* [Task requirements]
Go through the data below and copy it exactly, skipping every picture.

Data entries
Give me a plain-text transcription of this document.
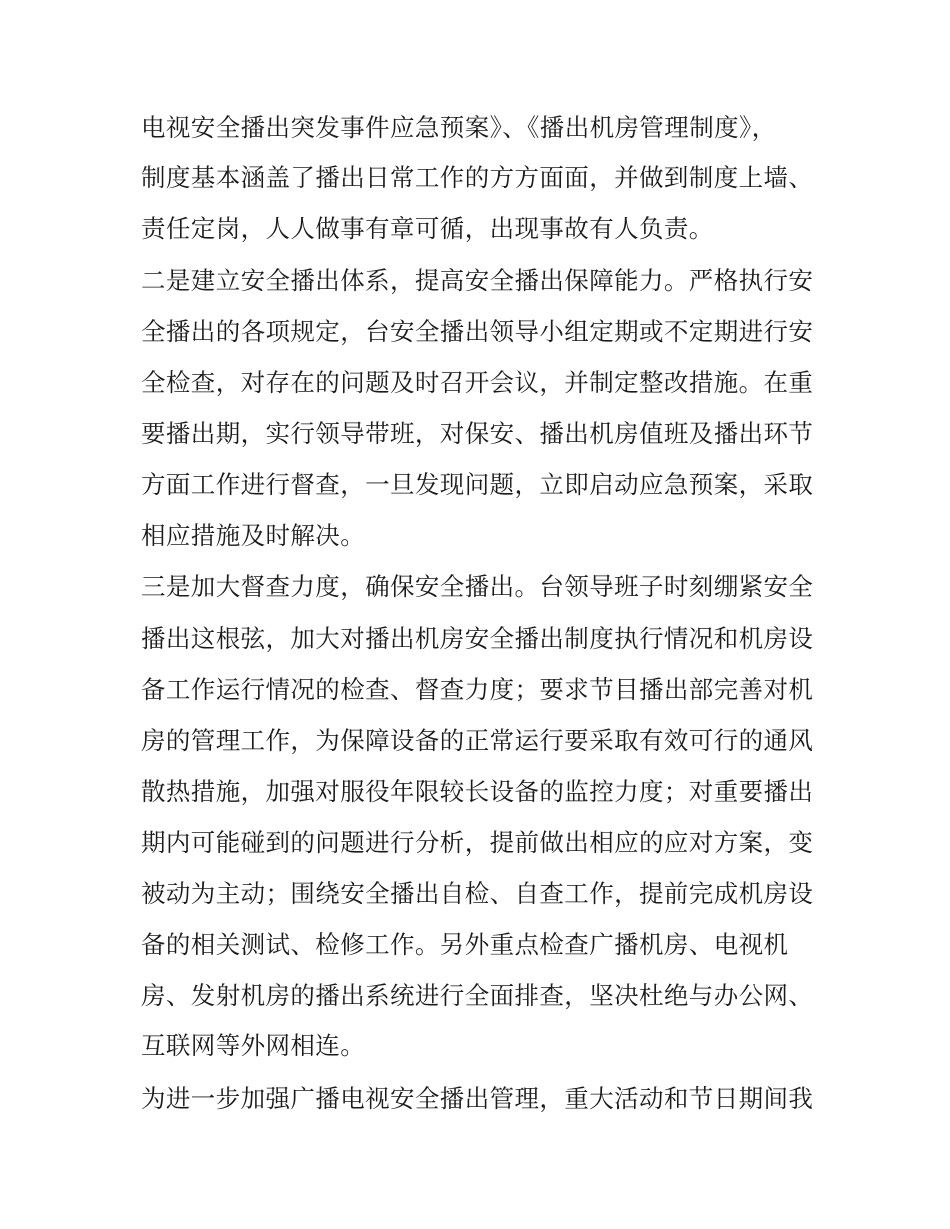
电视安全播出突发事件应急预案》、《播出机房管理制度》，
制度基本涵盖了播出日常工作的方方面面，并做到制度上墙、
责任定岗，人人做事有章可循，出现事故有人负责。
二是建立安全播出体系，提高安全播出保障能力。严格执行安
全播出的各项规定，台安全播出领导小组定期或不定期进行安
全检查，对存在的问题及时召开会议，并制定整改措施。在重
要播出期，实行领导带班，对保安、播出机房值班及播出环节
方面工作进行督查，一旦发现问题，立即启动应急预案，采取
相应措施及时解决。
三是加大督查力度，确保安全播出。台领导班子时刻绷紧安全
播出这根弦，加大对播出机房安全播出制度执行情况和机房设
备工作运行情况的检查、督查力度；要求节目播出部完善对机
房的管理工作，为保障设备的正常运行要采取有效可行的通风
散热措施，加强对服役年限较长设备的监控力度；对重要播出
期内可能碰到的问题进行分析，提前做出相应的应对方案，变
被动为主动；围绕安全播出自检、自查工作，提前完成机房设
备的相关测试、检修工作。另外重点检查广播机房、电视机
房、发射机房的播出系统进行全面排查，坚决杜绝与办公网、
互联网等外网相连。
为进一步加强广播电视安全播出管理，重大活动和节日期间我
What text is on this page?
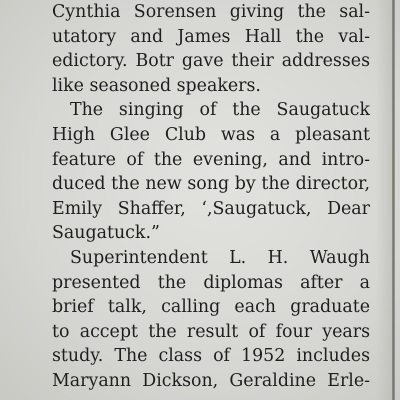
Cynthia Sorensen giving the sal-
utatory and James Hall the val-
edictory. Botr gave their addresses
like seasoned speakers.
The singing of the Saugatuck
High Glee Club was a pleasant
feature of the evening, and intro-
duced the new song by the director,
Emily Shaffer, ‘,Saugatuck, Dear
Saugatuck.”
Superintendent L. H. Waugh
presented the diplomas after a
brief talk, calling each graduate
to accept the result of four years
study. The class of 1952 includes
Maryann Dickson, Geraldine Erle-
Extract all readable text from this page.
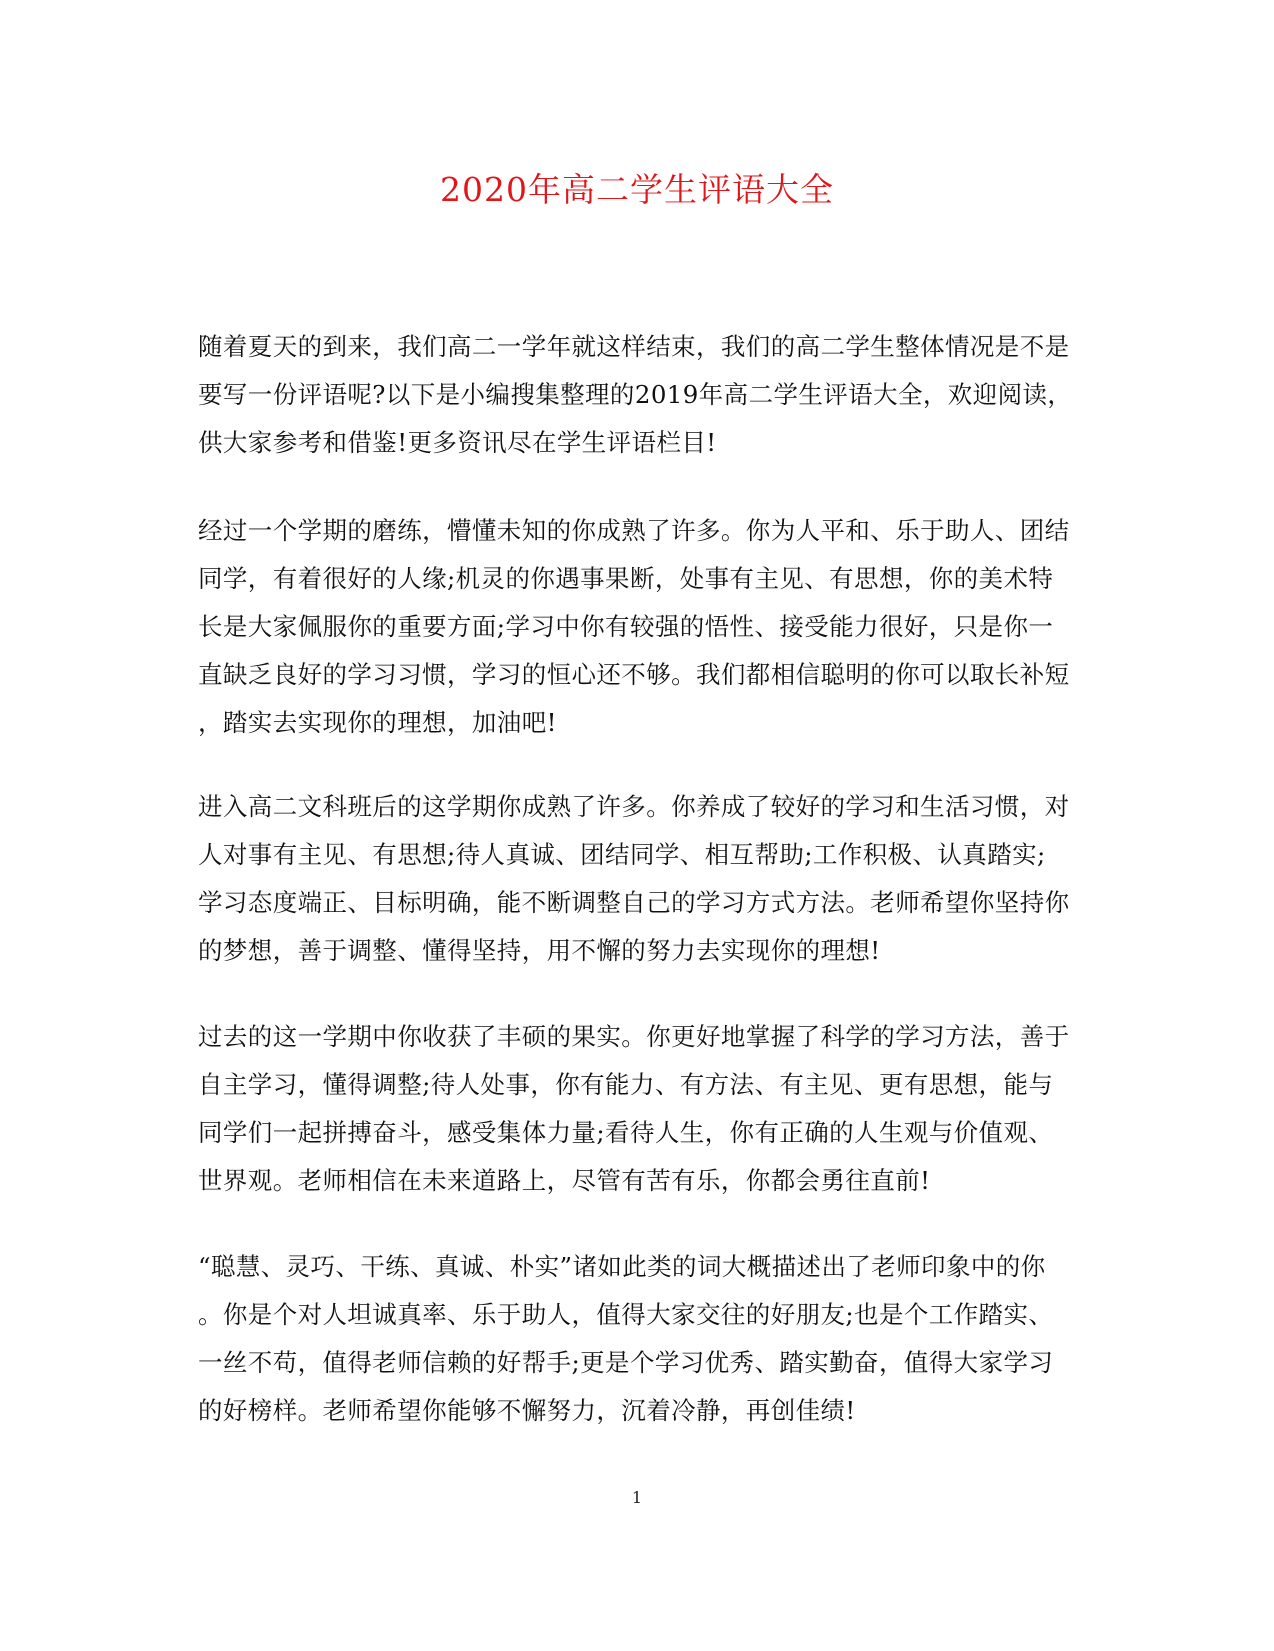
2020年高二学生评语大全
随着夏天的到来，我们高二一学年就这样结束，我们的高二学生整体情况是不是
要写一份评语呢?以下是小编搜集整理的2019年高二学生评语大全，欢迎阅读，
供大家参考和借鉴!更多资讯尽在学生评语栏目!
经过一个学期的磨练，懵懂未知的你成熟了许多。你为人平和、乐于助人、团结
同学，有着很好的人缘;机灵的你遇事果断，处事有主见、有思想，你的美术特
长是大家佩服你的重要方面;学习中你有较强的悟性、接受能力很好，只是你一
直缺乏良好的学习习惯，学习的恒心还不够。我们都相信聪明的你可以取长补短
，踏实去实现你的理想，加油吧!
进入高二文科班后的这学期你成熟了许多。你养成了较好的学习和生活习惯，对
人对事有主见、有思想;待人真诚、团结同学、相互帮助;工作积极、认真踏实;
学习态度端正、目标明确，能不断调整自己的学习方式方法。老师希望你坚持你
的梦想，善于调整、懂得坚持，用不懈的努力去实现你的理想!
过去的这一学期中你收获了丰硕的果实。你更好地掌握了科学的学习方法，善于
自主学习，懂得调整;待人处事，你有能力、有方法、有主见、更有思想，能与
同学们一起拼搏奋斗，感受集体力量;看待人生，你有正确的人生观与价值观、
世界观。老师相信在未来道路上，尽管有苦有乐，你都会勇往直前!
“聪慧、灵巧、干练、真诚、朴实”诸如此类的词大概描述出了老师印象中的你
。你是个对人坦诚真率、乐于助人，值得大家交往的好朋友;也是个工作踏实、
一丝不苟，值得老师信赖的好帮手;更是个学习优秀、踏实勤奋，值得大家学习
的好榜样。老师希望你能够不懈努力，沉着冷静，再创佳绩!
1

* [Output for this exercise]
Give me a plain-text transcription of this document.
电视安全播出突发事件应急预案》、《播出机房管理制度》，
制度基本涵盖了播出日常工作的方方面面，并做到制度上墙、
责任定岗，人人做事有章可循，出现事故有人负责。
二是建立安全播出体系，提高安全播出保障能力。严格执行安
全播出的各项规定，台安全播出领导小组定期或不定期进行安
全检查，对存在的问题及时召开会议，并制定整改措施。在重
要播出期，实行领导带班，对保安、播出机房值班及播出环节
方面工作进行督查，一旦发现问题，立即启动应急预案，采取
相应措施及时解决。
三是加大督查力度，确保安全播出。台领导班子时刻绷紧安全
播出这根弦，加大对播出机房安全播出制度执行情况和机房设
备工作运行情况的检查、督查力度；要求节目播出部完善对机
房的管理工作，为保障设备的正常运行要采取有效可行的通风
散热措施，加强对服役年限较长设备的监控力度；对重要播出
期内可能碰到的问题进行分析，提前做出相应的应对方案，变
被动为主动；围绕安全播出自检、自查工作，提前完成机房设
备的相关测试、检修工作。另外重点检查广播机房、电视机
房、发射机房的播出系统进行全面排查，坚决杜绝与办公网、
互联网等外网相连。
为进一步加强广播电视安全播出管理，重大活动和节日期间我
What text is on this page?
Cynthia Sorensen giving the sal-
utatory and James Hall the val-
edictory. Botr gave their addresses
like seasoned speakers.
The singing of the Saugatuck
High Glee Club was a pleasant
feature of the evening, and intro-
duced the new song by the director,
Emily Shaffer, ‘,Saugatuck, Dear
Saugatuck.”
Superintendent L. H. Waugh
presented the diplomas after a
brief talk, calling each graduate
to accept the result of four years
study. The class of 1952 includes
Maryann Dickson, Geraldine Erle-
Extract all readable text from this page.
2020年高二学生评语大全
随着夏天的到来，我们高二一学年就这样结束，我们的高二学生整体情况是不是
要写一份评语呢?以下是小编搜集整理的2019年高二学生评语大全，欢迎阅读，
供大家参考和借鉴!更多资讯尽在学生评语栏目!
经过一个学期的磨练，懵懂未知的你成熟了许多。你为人平和、乐于助人、团结
同学，有着很好的人缘;机灵的你遇事果断，处事有主见、有思想，你的美术特
长是大家佩服你的重要方面;学习中你有较强的悟性、接受能力很好，只是你一
直缺乏良好的学习习惯，学习的恒心还不够。我们都相信聪明的你可以取长补短
，踏实去实现你的理想，加油吧!
进入高二文科班后的这学期你成熟了许多。你养成了较好的学习和生活习惯，对
人对事有主见、有思想;待人真诚、团结同学、相互帮助;工作积极、认真踏实;
学习态度端正、目标明确，能不断调整自己的学习方式方法。老师希望你坚持你
的梦想，善于调整、懂得坚持，用不懈的努力去实现你的理想!
过去的这一学期中你收获了丰硕的果实。你更好地掌握了科学的学习方法，善于
自主学习，懂得调整;待人处事，你有能力、有方法、有主见、更有思想，能与
同学们一起拼搏奋斗，感受集体力量;看待人生，你有正确的人生观与价值观、
世界观。老师相信在未来道路上，尽管有苦有乐，你都会勇往直前!
“聪慧、灵巧、干练、真诚、朴实”诸如此类的词大概描述出了老师印象中的你
。你是个对人坦诚真率、乐于助人，值得大家交往的好朋友;也是个工作踏实、
一丝不苟，值得老师信赖的好帮手;更是个学习优秀、踏实勤奋，值得大家学习
的好榜样。老师希望你能够不懈努力，沉着冷静，再创佳绩!
1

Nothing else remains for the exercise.